▸ **Given problem**: From the listing below, pull out the lines that hold "icon".

▸ **Stored data**:
** BEGIN **

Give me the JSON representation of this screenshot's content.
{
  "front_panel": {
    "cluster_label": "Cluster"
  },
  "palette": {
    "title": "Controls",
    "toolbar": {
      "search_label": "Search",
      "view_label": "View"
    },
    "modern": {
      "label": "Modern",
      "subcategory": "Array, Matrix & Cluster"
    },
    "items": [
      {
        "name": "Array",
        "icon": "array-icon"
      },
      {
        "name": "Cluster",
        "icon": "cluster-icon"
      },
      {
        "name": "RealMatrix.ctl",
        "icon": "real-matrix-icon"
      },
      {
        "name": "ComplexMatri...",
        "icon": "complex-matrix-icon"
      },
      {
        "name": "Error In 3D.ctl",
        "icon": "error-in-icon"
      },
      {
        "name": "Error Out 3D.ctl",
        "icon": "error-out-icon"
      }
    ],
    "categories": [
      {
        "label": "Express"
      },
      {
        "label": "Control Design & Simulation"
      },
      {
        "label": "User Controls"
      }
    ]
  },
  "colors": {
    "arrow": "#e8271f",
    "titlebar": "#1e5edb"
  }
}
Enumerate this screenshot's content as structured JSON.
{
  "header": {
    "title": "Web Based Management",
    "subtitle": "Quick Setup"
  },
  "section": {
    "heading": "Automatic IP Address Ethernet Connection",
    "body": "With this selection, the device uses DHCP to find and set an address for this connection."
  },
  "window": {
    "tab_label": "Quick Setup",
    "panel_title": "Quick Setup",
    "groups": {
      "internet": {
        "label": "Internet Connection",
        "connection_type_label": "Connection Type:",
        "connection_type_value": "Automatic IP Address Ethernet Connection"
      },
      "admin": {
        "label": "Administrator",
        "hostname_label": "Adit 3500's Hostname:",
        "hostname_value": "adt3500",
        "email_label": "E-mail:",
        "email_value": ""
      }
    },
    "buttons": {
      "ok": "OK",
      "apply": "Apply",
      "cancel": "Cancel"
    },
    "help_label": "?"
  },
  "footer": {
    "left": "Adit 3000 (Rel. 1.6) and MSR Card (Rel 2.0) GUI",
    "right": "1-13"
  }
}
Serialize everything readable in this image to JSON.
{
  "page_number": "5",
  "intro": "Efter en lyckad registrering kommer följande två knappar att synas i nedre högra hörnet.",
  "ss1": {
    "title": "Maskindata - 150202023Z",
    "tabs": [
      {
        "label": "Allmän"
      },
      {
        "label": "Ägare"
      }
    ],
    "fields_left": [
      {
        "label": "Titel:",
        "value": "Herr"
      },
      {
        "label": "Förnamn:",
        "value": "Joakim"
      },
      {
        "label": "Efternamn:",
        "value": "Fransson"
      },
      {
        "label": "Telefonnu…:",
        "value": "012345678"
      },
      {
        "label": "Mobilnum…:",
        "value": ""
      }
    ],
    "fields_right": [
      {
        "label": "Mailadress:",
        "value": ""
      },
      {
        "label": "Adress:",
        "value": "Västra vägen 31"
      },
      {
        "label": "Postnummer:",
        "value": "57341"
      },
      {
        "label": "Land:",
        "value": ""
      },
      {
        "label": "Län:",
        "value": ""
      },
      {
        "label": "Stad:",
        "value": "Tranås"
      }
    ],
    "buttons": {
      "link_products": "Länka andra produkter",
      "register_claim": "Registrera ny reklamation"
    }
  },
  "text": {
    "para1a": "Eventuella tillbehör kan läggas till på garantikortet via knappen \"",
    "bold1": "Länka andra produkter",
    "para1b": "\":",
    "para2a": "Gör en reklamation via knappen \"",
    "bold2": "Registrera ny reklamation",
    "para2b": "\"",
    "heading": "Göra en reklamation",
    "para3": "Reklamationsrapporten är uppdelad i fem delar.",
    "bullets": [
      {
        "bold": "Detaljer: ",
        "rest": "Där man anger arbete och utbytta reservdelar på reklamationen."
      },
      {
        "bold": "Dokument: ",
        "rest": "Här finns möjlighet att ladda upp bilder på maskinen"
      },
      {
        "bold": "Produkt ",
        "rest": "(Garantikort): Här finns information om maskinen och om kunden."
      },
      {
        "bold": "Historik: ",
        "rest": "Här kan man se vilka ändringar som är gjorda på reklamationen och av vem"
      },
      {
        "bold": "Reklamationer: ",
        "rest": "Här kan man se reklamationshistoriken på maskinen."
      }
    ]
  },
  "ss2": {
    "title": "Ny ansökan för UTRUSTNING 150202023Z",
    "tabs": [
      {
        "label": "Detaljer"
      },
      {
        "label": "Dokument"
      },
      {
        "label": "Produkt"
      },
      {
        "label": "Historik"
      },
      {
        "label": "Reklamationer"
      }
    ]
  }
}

** END **

▸ **Output for this task**:
        "icon": "array-icon"
        "icon": "cluster-icon"
        "icon": "real-matrix-icon"
        "icon": "complex-matrix-icon"
        "icon": "error-in-icon"
        "icon": "error-out-icon"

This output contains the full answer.